** Directions for this task **
Write out the records below verbatim, reproducing every line in order without any changes.

[Annotated element entries]
_ _ _ _ _ _ _

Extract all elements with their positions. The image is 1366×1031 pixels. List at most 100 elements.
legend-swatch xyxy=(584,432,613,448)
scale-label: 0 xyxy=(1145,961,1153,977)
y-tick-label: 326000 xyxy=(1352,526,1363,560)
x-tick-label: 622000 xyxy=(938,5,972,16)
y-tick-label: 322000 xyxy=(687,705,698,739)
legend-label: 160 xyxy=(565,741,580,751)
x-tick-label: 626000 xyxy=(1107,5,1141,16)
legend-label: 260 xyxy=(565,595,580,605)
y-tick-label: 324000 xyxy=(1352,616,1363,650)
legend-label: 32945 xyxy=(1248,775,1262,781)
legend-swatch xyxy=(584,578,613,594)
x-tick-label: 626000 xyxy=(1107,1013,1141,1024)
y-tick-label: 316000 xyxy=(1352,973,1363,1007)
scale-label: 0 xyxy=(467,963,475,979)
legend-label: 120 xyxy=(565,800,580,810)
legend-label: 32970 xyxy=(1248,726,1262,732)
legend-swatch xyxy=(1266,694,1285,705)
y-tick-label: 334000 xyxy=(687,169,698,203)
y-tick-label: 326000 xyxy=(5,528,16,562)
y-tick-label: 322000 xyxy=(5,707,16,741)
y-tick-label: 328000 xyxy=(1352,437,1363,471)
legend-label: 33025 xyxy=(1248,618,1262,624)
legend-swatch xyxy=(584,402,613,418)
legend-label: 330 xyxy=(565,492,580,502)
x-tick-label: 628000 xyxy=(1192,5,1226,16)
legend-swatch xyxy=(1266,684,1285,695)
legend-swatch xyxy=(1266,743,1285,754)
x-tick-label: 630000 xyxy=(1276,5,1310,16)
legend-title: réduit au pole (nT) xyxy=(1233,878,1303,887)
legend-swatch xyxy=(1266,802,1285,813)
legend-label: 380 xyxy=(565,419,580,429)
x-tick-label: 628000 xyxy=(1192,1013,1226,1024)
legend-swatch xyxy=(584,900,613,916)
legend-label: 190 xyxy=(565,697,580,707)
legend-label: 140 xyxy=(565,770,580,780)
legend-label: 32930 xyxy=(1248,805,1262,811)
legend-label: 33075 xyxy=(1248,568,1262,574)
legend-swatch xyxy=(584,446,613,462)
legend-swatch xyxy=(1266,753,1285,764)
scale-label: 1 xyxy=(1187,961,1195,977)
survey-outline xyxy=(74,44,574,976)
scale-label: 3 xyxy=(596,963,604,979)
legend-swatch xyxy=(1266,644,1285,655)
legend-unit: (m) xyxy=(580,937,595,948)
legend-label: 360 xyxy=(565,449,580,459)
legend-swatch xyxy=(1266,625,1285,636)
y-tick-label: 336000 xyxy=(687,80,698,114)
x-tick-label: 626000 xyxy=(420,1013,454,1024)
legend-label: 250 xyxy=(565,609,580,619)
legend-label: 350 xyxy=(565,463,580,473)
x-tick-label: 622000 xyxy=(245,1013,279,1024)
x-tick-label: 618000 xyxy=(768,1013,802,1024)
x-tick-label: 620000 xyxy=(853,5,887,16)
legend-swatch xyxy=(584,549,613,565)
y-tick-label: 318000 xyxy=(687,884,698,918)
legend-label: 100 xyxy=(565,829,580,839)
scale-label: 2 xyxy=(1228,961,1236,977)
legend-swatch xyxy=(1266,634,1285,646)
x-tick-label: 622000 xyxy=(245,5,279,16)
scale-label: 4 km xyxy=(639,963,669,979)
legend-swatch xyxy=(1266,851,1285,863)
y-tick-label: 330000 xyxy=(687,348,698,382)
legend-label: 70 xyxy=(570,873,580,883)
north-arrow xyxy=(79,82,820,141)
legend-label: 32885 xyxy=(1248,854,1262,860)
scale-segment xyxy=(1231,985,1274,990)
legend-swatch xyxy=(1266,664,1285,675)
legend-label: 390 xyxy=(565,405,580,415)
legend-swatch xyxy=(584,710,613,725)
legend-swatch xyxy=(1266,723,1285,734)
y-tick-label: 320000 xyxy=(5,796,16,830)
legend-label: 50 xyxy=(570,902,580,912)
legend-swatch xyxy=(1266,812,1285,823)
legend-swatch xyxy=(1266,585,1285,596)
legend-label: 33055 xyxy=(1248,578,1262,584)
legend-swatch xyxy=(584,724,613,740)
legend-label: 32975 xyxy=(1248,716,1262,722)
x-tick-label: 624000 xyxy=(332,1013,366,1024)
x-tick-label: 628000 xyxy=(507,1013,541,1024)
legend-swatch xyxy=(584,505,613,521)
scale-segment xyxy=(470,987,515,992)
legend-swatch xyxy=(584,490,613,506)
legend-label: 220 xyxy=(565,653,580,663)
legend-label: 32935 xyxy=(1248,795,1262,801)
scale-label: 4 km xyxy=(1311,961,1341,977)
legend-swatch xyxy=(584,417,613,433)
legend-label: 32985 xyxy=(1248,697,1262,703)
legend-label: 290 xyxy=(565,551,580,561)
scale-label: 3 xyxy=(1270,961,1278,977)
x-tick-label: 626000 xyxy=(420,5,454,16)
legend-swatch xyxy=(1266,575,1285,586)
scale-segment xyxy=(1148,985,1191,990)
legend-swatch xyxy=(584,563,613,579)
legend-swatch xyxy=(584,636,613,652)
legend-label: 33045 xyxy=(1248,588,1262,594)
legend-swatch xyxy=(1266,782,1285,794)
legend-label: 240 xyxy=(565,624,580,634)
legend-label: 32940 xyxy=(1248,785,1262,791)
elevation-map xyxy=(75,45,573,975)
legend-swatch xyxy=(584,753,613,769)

_ _ _ _ _ _ _

** Exercise solution **
Extract all elements with their positions. The image is 1366×1031 pixels. List at most 100 elements.
legend-swatch xyxy=(584,432,613,448)
scale-label: 0 xyxy=(1145,961,1153,977)
y-tick-label: 326000 xyxy=(1352,526,1363,560)
x-tick-label: 622000 xyxy=(938,5,972,16)
y-tick-label: 322000 xyxy=(687,705,698,739)
legend-label: 160 xyxy=(565,741,580,751)
x-tick-label: 626000 xyxy=(1107,5,1141,16)
legend-label: 260 xyxy=(565,595,580,605)
y-tick-label: 324000 xyxy=(1352,616,1363,650)
legend-label: 32945 xyxy=(1248,775,1262,781)
legend-swatch xyxy=(584,578,613,594)
x-tick-label: 626000 xyxy=(1107,1013,1141,1024)
y-tick-label: 316000 xyxy=(1352,973,1363,1007)
scale-label: 0 xyxy=(467,963,475,979)
legend-label: 120 xyxy=(565,800,580,810)
legend-label: 32970 xyxy=(1248,726,1262,732)
legend-swatch xyxy=(1266,694,1285,705)
y-tick-label: 334000 xyxy=(687,169,698,203)
y-tick-label: 326000 xyxy=(5,528,16,562)
y-tick-label: 322000 xyxy=(5,707,16,741)
y-tick-label: 328000 xyxy=(1352,437,1363,471)
legend-label: 33025 xyxy=(1248,618,1262,624)
legend-swatch xyxy=(584,402,613,418)
legend-label: 330 xyxy=(565,492,580,502)
x-tick-label: 628000 xyxy=(1192,5,1226,16)
legend-swatch xyxy=(1266,684,1285,695)
legend-swatch xyxy=(1266,743,1285,754)
x-tick-label: 630000 xyxy=(1276,5,1310,16)
legend-title: réduit au pole (nT) xyxy=(1233,878,1303,887)
legend-swatch xyxy=(1266,802,1285,813)
legend-label: 380 xyxy=(565,419,580,429)
x-tick-label: 628000 xyxy=(1192,1013,1226,1024)
legend-swatch xyxy=(584,900,613,916)
legend-label: 190 xyxy=(565,697,580,707)
legend-label: 140 xyxy=(565,770,580,780)
legend-label: 32930 xyxy=(1248,805,1262,811)
legend-label: 33075 xyxy=(1248,568,1262,574)
legend-swatch xyxy=(584,446,613,462)
legend-swatch xyxy=(1266,753,1285,764)
scale-label: 1 xyxy=(1187,961,1195,977)
survey-outline xyxy=(74,44,574,976)
scale-label: 3 xyxy=(596,963,604,979)
legend-swatch xyxy=(1266,644,1285,655)
legend-unit: (m) xyxy=(580,937,595,948)
legend-label: 360 xyxy=(565,449,580,459)
legend-swatch xyxy=(1266,625,1285,636)
y-tick-label: 336000 xyxy=(687,80,698,114)
x-tick-label: 626000 xyxy=(420,1013,454,1024)
legend-label: 250 xyxy=(565,609,580,619)
legend-label: 350 xyxy=(565,463,580,473)
x-tick-label: 622000 xyxy=(245,1013,279,1024)
x-tick-label: 618000 xyxy=(768,1013,802,1024)
x-tick-label: 620000 xyxy=(853,5,887,16)
legend-swatch xyxy=(584,549,613,565)
y-tick-label: 318000 xyxy=(687,884,698,918)
legend-label: 100 xyxy=(565,829,580,839)
scale-label: 2 xyxy=(1228,961,1236,977)
legend-swatch xyxy=(1266,634,1285,646)
x-tick-label: 622000 xyxy=(245,5,279,16)
scale-label: 4 km xyxy=(639,963,669,979)
legend-swatch xyxy=(1266,851,1285,863)
y-tick-label: 330000 xyxy=(687,348,698,382)
legend-label: 70 xyxy=(570,873,580,883)
north-arrow xyxy=(79,82,820,141)
legend-label: 32885 xyxy=(1248,854,1262,860)
scale-segment xyxy=(1231,985,1274,990)
legend-swatch xyxy=(1266,664,1285,675)
legend-label: 390 xyxy=(565,405,580,415)
legend-swatch xyxy=(584,710,613,725)
legend-swatch xyxy=(1266,723,1285,734)
y-tick-label: 320000 xyxy=(5,796,16,830)
legend-label: 50 xyxy=(570,902,580,912)
legend-swatch xyxy=(1266,812,1285,823)
legend-swatch xyxy=(1266,585,1285,596)
legend-label: 33055 xyxy=(1248,578,1262,584)
legend-swatch xyxy=(584,724,613,740)
legend-label: 32975 xyxy=(1248,716,1262,722)
x-tick-label: 624000 xyxy=(332,1013,366,1024)
x-tick-label: 628000 xyxy=(507,1013,541,1024)
legend-swatch xyxy=(584,505,613,521)
scale-segment xyxy=(470,987,515,992)
legend-swatch xyxy=(584,490,613,506)
legend-label: 220 xyxy=(565,653,580,663)
legend-label: 32935 xyxy=(1248,795,1262,801)
scale-label: 4 km xyxy=(1311,961,1341,977)
legend-swatch xyxy=(584,417,613,433)
legend-label: 32985 xyxy=(1248,697,1262,703)
legend-label: 290 xyxy=(565,551,580,561)
scale-label: 3 xyxy=(1270,961,1278,977)
x-tick-label: 626000 xyxy=(420,5,454,16)
legend-swatch xyxy=(1266,575,1285,586)
scale-segment xyxy=(1148,985,1191,990)
legend-swatch xyxy=(584,563,613,579)
legend-swatch xyxy=(584,636,613,652)
legend-label: 33045 xyxy=(1248,588,1262,594)
legend-swatch xyxy=(1266,782,1285,794)
legend-label: 240 xyxy=(565,624,580,634)
legend-label: 32940 xyxy=(1248,785,1262,791)
elevation-map xyxy=(75,45,573,975)
legend-swatch xyxy=(584,753,613,769)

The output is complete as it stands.